■ Rows from a figure dataset ■

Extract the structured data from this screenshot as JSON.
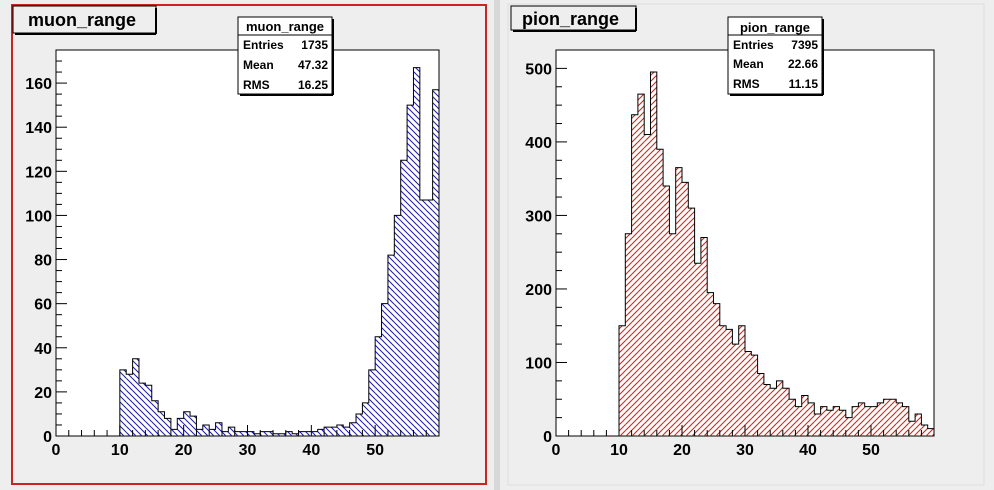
{
  "chart_data": [
    {
      "type": "bar",
      "title": "muon_range",
      "xlim": [
        0,
        60
      ],
      "ylim": [
        0,
        175
      ],
      "bin_width": 1,
      "x_ticks": [
        0,
        10,
        20,
        30,
        40,
        50
      ],
      "y_ticks": [
        0,
        20,
        40,
        60,
        80,
        100,
        120,
        140,
        160
      ],
      "fill_color": "#1a1aa6",
      "stats": {
        "title": "muon_range",
        "rows": [
          {
            "label": "Entries",
            "value": "1735"
          },
          {
            "label": "Mean",
            "value": "47.32"
          },
          {
            "label": "RMS",
            "value": "16.25"
          }
        ]
      },
      "values": [
        0,
        0,
        0,
        0,
        0,
        0,
        0,
        0,
        0,
        0,
        30,
        28,
        35,
        24,
        23,
        16,
        11,
        8,
        3,
        8,
        11,
        9,
        3,
        5,
        3,
        6,
        2,
        4,
        2,
        2,
        2,
        1,
        2,
        2,
        1,
        1,
        2,
        1,
        2,
        2,
        2,
        3,
        4,
        4,
        5,
        4,
        6,
        10,
        15,
        30,
        45,
        60,
        82,
        100,
        125,
        150,
        167,
        107,
        107,
        157
      ]
    },
    {
      "type": "bar",
      "title": "pion_range",
      "xlim": [
        0,
        60
      ],
      "ylim": [
        0,
        525
      ],
      "bin_width": 1,
      "x_ticks": [
        0,
        10,
        20,
        30,
        40,
        50
      ],
      "y_ticks": [
        0,
        100,
        200,
        300,
        400,
        500
      ],
      "fill_color": "#d02020",
      "stats": {
        "title": "pion_range",
        "rows": [
          {
            "label": "Entries",
            "value": "7395"
          },
          {
            "label": "Mean",
            "value": "22.66"
          },
          {
            "label": "RMS",
            "value": "11.15"
          }
        ]
      },
      "values": [
        0,
        0,
        0,
        0,
        0,
        0,
        0,
        0,
        0,
        0,
        150,
        275,
        437,
        465,
        410,
        495,
        390,
        340,
        275,
        365,
        345,
        310,
        235,
        270,
        195,
        180,
        150,
        145,
        125,
        150,
        115,
        110,
        85,
        70,
        65,
        75,
        65,
        50,
        40,
        55,
        45,
        30,
        40,
        35,
        40,
        35,
        25,
        40,
        45,
        40,
        40,
        45,
        50,
        50,
        45,
        40,
        20,
        30,
        15,
        10
      ]
    }
  ]
}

■ WHAT TO PRODUCE ■
Print all entries exactly. The images do not belong in the copy.

■ TASK RESPONSE ■
Extract the structured data from this screenshot as JSON.
{
  "chart_data": [
    {
      "type": "bar",
      "title": "muon_range",
      "xlim": [
        0,
        60
      ],
      "ylim": [
        0,
        175
      ],
      "bin_width": 1,
      "x_ticks": [
        0,
        10,
        20,
        30,
        40,
        50
      ],
      "y_ticks": [
        0,
        20,
        40,
        60,
        80,
        100,
        120,
        140,
        160
      ],
      "fill_color": "#1a1aa6",
      "stats": {
        "title": "muon_range",
        "rows": [
          {
            "label": "Entries",
            "value": "1735"
          },
          {
            "label": "Mean",
            "value": "47.32"
          },
          {
            "label": "RMS",
            "value": "16.25"
          }
        ]
      },
      "values": [
        0,
        0,
        0,
        0,
        0,
        0,
        0,
        0,
        0,
        0,
        30,
        28,
        35,
        24,
        23,
        16,
        11,
        8,
        3,
        8,
        11,
        9,
        3,
        5,
        3,
        6,
        2,
        4,
        2,
        2,
        2,
        1,
        2,
        2,
        1,
        1,
        2,
        1,
        2,
        2,
        2,
        3,
        4,
        4,
        5,
        4,
        6,
        10,
        15,
        30,
        45,
        60,
        82,
        100,
        125,
        150,
        167,
        107,
        107,
        157
      ]
    },
    {
      "type": "bar",
      "title": "pion_range",
      "xlim": [
        0,
        60
      ],
      "ylim": [
        0,
        525
      ],
      "bin_width": 1,
      "x_ticks": [
        0,
        10,
        20,
        30,
        40,
        50
      ],
      "y_ticks": [
        0,
        100,
        200,
        300,
        400,
        500
      ],
      "fill_color": "#d02020",
      "stats": {
        "title": "pion_range",
        "rows": [
          {
            "label": "Entries",
            "value": "7395"
          },
          {
            "label": "Mean",
            "value": "22.66"
          },
          {
            "label": "RMS",
            "value": "11.15"
          }
        ]
      },
      "values": [
        0,
        0,
        0,
        0,
        0,
        0,
        0,
        0,
        0,
        0,
        150,
        275,
        437,
        465,
        410,
        495,
        390,
        340,
        275,
        365,
        345,
        310,
        235,
        270,
        195,
        180,
        150,
        145,
        125,
        150,
        115,
        110,
        85,
        70,
        65,
        75,
        65,
        50,
        40,
        55,
        45,
        30,
        40,
        35,
        40,
        35,
        25,
        40,
        45,
        40,
        40,
        45,
        50,
        50,
        45,
        40,
        20,
        30,
        15,
        10
      ]
    }
  ]
}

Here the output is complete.